◆ TO DO
Gather up every line that includes the string "this".

* BEGIN *

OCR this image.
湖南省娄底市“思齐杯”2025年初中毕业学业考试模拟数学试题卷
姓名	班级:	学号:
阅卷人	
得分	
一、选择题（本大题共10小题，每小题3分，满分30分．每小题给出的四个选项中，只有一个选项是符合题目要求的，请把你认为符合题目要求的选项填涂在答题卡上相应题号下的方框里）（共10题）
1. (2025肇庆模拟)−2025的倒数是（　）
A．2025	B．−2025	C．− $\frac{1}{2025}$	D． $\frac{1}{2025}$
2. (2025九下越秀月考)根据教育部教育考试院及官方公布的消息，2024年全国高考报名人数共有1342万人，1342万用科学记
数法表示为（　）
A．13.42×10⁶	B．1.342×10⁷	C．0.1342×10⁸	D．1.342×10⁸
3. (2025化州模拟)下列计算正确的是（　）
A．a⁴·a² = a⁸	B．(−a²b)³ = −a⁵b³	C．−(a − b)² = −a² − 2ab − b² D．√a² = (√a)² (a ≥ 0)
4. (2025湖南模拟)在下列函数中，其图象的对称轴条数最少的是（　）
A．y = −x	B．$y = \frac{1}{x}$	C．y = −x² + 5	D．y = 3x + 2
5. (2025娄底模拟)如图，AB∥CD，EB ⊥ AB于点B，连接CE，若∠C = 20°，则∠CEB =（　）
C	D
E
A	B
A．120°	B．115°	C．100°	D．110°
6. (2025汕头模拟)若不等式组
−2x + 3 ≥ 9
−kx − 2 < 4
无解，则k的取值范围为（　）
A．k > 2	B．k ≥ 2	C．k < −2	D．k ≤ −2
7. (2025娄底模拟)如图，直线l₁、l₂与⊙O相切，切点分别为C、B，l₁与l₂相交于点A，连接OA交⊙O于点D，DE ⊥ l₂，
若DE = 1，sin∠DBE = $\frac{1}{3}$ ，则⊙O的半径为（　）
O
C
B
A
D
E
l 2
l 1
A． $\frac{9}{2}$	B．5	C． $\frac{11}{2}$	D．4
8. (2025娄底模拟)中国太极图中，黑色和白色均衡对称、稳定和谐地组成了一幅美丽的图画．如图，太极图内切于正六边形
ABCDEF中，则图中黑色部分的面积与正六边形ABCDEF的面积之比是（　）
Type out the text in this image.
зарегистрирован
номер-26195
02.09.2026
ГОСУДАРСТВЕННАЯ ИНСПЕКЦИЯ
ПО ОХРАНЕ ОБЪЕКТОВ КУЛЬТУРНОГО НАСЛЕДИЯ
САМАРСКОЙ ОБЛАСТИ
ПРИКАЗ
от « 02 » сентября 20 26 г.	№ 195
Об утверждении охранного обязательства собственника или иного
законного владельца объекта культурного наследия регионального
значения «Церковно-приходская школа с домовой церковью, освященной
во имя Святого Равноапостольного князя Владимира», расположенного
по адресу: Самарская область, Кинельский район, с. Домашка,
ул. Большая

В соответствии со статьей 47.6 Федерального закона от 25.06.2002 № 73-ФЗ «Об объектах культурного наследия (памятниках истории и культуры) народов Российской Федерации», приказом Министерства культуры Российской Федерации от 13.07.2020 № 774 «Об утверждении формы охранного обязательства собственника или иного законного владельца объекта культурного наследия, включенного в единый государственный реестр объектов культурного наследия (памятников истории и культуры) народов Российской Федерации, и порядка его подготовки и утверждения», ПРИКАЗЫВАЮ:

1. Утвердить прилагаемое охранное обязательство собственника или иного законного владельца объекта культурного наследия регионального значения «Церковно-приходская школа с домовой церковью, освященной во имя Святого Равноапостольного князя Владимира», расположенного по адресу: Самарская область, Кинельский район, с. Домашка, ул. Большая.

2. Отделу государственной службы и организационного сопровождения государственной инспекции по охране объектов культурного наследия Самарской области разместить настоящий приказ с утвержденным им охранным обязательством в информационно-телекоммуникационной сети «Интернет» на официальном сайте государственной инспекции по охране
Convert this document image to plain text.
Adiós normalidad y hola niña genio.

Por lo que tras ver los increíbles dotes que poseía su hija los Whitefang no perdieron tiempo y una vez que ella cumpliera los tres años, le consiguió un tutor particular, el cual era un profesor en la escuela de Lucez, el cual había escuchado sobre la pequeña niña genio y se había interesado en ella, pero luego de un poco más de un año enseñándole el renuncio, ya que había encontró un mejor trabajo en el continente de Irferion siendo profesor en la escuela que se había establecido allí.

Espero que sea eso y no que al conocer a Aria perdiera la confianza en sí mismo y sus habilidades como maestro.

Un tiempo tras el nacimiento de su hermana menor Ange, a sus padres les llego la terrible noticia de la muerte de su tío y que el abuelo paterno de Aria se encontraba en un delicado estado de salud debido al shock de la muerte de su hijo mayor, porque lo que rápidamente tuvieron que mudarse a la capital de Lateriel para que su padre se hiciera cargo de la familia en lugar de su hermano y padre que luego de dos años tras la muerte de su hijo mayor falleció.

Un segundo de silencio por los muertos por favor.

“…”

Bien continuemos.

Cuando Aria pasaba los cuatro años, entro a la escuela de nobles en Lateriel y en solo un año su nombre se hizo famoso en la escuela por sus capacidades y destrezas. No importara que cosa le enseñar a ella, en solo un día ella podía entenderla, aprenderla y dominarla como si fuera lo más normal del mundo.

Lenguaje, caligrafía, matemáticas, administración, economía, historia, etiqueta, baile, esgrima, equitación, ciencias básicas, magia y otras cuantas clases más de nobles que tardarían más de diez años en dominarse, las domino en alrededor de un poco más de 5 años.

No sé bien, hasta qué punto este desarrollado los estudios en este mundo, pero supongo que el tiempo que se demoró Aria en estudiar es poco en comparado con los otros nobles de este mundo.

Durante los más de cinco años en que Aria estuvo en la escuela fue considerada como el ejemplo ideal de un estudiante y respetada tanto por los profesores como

* END *

◆ EXPECTED ANSWER
OCR this image.
Type out the text in this image.
Convert this document image to plain text.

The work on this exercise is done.